[Stated problem] Among the entries that follow, tally the lines with the string "Bottom". Give no more than the number.

[Information provided]
>>>
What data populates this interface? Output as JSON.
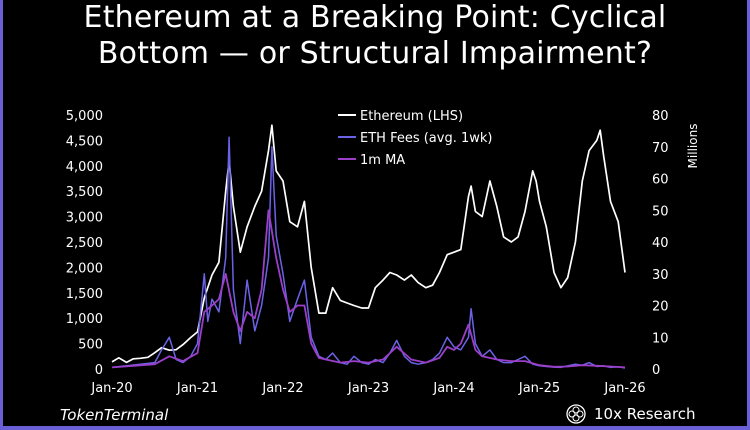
{
  "title_line1": "Ethereum at a Breaking Point: Cyclical",
  "title_line2": "Bottom — or Structural Impairment?",
  "source": "TokenTerminal",
  "brand": "10x Research",
  "colors": {
    "background": "#000000",
    "frame": "#6b5fd8",
    "eth_price": "#ffffff",
    "eth_fees": "#6b63e6",
    "fees_ma": "#9b3fc9"
  },
  "chart_data": {
    "type": "line",
    "title": "Ethereum at a Breaking Point: Cyclical Bottom — or Structural Impairment?",
    "x_ticks": [
      "Jan-20",
      "Jan-21",
      "Jan-22",
      "Jan-23",
      "Jan-24",
      "Jan-25",
      "Jan-26"
    ],
    "x_range": [
      2020.0,
      2026.0
    ],
    "y_left": {
      "label": "",
      "ticks": [
        "0",
        "500",
        "1,000",
        "1,500",
        "2,000",
        "2,500",
        "3,000",
        "3,500",
        "4,000",
        "4,500",
        "5,000"
      ],
      "range": [
        0,
        5000
      ]
    },
    "y_right": {
      "label": "Millions",
      "ticks": [
        "0",
        "10",
        "20",
        "30",
        "40",
        "50",
        "60",
        "70",
        "80"
      ],
      "range": [
        0,
        80
      ]
    },
    "legend": [
      "Ethereum (LHS)",
      "ETH Fees (avg. 1wk)",
      "1m MA"
    ],
    "legend_position": "top-center",
    "series": [
      {
        "name": "Ethereum (LHS)",
        "axis": "left",
        "x": [
          2020.0,
          2020.08,
          2020.17,
          2020.25,
          2020.33,
          2020.42,
          2020.5,
          2020.58,
          2020.67,
          2020.75,
          2020.83,
          2020.92,
          2021.0,
          2021.08,
          2021.17,
          2021.25,
          2021.33,
          2021.37,
          2021.42,
          2021.5,
          2021.58,
          2021.67,
          2021.75,
          2021.83,
          2021.87,
          2021.92,
          2022.0,
          2022.08,
          2022.17,
          2022.25,
          2022.33,
          2022.42,
          2022.5,
          2022.58,
          2022.67,
          2022.75,
          2022.83,
          2022.92,
          2023.0,
          2023.08,
          2023.17,
          2023.25,
          2023.33,
          2023.42,
          2023.5,
          2023.58,
          2023.67,
          2023.75,
          2023.83,
          2023.92,
          2024.0,
          2024.08,
          2024.17,
          2024.2,
          2024.25,
          2024.33,
          2024.42,
          2024.5,
          2024.58,
          2024.67,
          2024.75,
          2024.83,
          2024.92,
          2024.96,
          2025.0,
          2025.08,
          2025.17,
          2025.25,
          2025.33,
          2025.42,
          2025.5,
          2025.58,
          2025.67,
          2025.71,
          2025.75,
          2025.83,
          2025.92,
          2026.0
        ],
        "values": [
          140,
          220,
          130,
          200,
          210,
          230,
          320,
          420,
          370,
          380,
          480,
          620,
          730,
          1400,
          1850,
          2100,
          3500,
          4100,
          3200,
          2300,
          2800,
          3200,
          3500,
          4300,
          4800,
          3900,
          3700,
          2900,
          2800,
          3300,
          2000,
          1100,
          1100,
          1600,
          1350,
          1300,
          1250,
          1200,
          1200,
          1600,
          1750,
          1900,
          1850,
          1750,
          1850,
          1700,
          1600,
          1650,
          1900,
          2250,
          2300,
          2350,
          3400,
          3600,
          3100,
          3000,
          3700,
          3200,
          2600,
          2500,
          2600,
          3100,
          3900,
          3700,
          3300,
          2800,
          1900,
          1600,
          1800,
          2500,
          3700,
          4300,
          4500,
          4700,
          4200,
          3300,
          2900,
          1900
        ]
      },
      {
        "name": "ETH Fees (avg. 1wk)",
        "axis": "right",
        "x": [
          2020.0,
          2020.17,
          2020.33,
          2020.5,
          2020.58,
          2020.67,
          2020.75,
          2020.83,
          2020.92,
          2021.0,
          2021.08,
          2021.12,
          2021.17,
          2021.25,
          2021.33,
          2021.37,
          2021.42,
          2021.5,
          2021.58,
          2021.67,
          2021.75,
          2021.83,
          2021.87,
          2021.92,
          2022.0,
          2022.08,
          2022.17,
          2022.25,
          2022.33,
          2022.42,
          2022.5,
          2022.58,
          2022.67,
          2022.75,
          2022.83,
          2022.92,
          2023.0,
          2023.08,
          2023.17,
          2023.25,
          2023.33,
          2023.42,
          2023.5,
          2023.58,
          2023.67,
          2023.75,
          2023.83,
          2023.92,
          2024.0,
          2024.08,
          2024.17,
          2024.2,
          2024.25,
          2024.33,
          2024.42,
          2024.5,
          2024.58,
          2024.67,
          2024.75,
          2024.83,
          2024.92,
          2025.0,
          2025.08,
          2025.17,
          2025.25,
          2025.33,
          2025.42,
          2025.5,
          2025.58,
          2025.67,
          2025.75,
          2025.83,
          2025.92,
          2026.0
        ],
        "values": [
          0.5,
          1,
          1.5,
          2,
          6,
          10,
          3,
          2,
          4,
          8,
          30,
          15,
          22,
          18,
          35,
          73,
          25,
          8,
          28,
          12,
          20,
          35,
          70,
          42,
          30,
          15,
          22,
          28,
          10,
          4,
          3,
          5,
          2,
          1.5,
          4,
          2,
          1.5,
          3,
          2,
          5,
          9,
          4,
          2,
          1.5,
          2,
          3,
          5,
          10,
          7,
          6,
          10,
          19,
          8,
          4,
          6,
          3,
          2,
          2,
          3,
          4,
          1.5,
          1,
          0.8,
          0.6,
          0.5,
          1,
          1.5,
          1.2,
          2,
          0.8,
          1,
          0.5,
          0.7,
          0.3
        ]
      },
      {
        "name": "1m MA",
        "axis": "right",
        "x": [
          2020.0,
          2020.25,
          2020.5,
          2020.67,
          2020.83,
          2021.0,
          2021.08,
          2021.17,
          2021.25,
          2021.33,
          2021.42,
          2021.5,
          2021.58,
          2021.67,
          2021.75,
          2021.83,
          2021.92,
          2022.0,
          2022.08,
          2022.17,
          2022.25,
          2022.33,
          2022.42,
          2022.5,
          2022.67,
          2022.83,
          2023.0,
          2023.17,
          2023.25,
          2023.33,
          2023.5,
          2023.67,
          2023.83,
          2023.92,
          2024.0,
          2024.08,
          2024.17,
          2024.25,
          2024.33,
          2024.5,
          2024.67,
          2024.83,
          2025.0,
          2025.17,
          2025.33,
          2025.5,
          2025.67,
          2025.83,
          2026.0
        ],
        "values": [
          0.5,
          1,
          1.5,
          4,
          2.5,
          5,
          18,
          20,
          22,
          30,
          18,
          12,
          18,
          16,
          25,
          50,
          35,
          25,
          18,
          20,
          20,
          8,
          3.5,
          3,
          2,
          2.5,
          2,
          3,
          5,
          7,
          3,
          2,
          3.5,
          7,
          6,
          8,
          14,
          6,
          4,
          3,
          2.5,
          2.5,
          1.2,
          0.7,
          0.8,
          1.2,
          1,
          0.8,
          0.5
        ]
      }
    ]
  }
}
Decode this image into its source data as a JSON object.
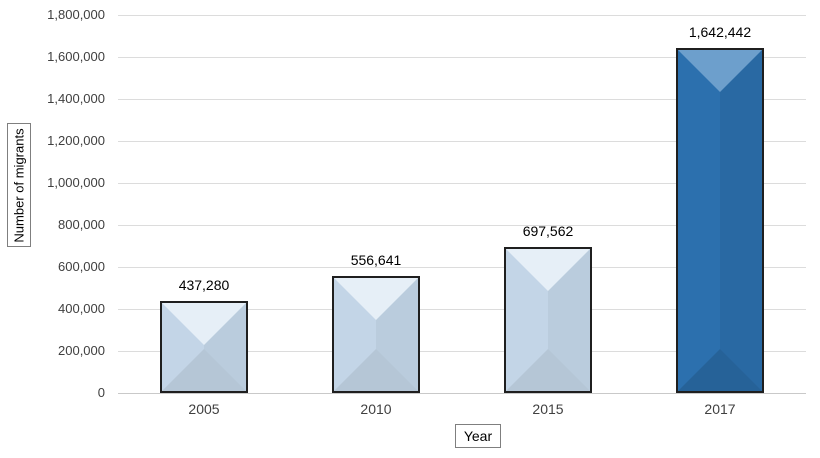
<<<
[Task response] 2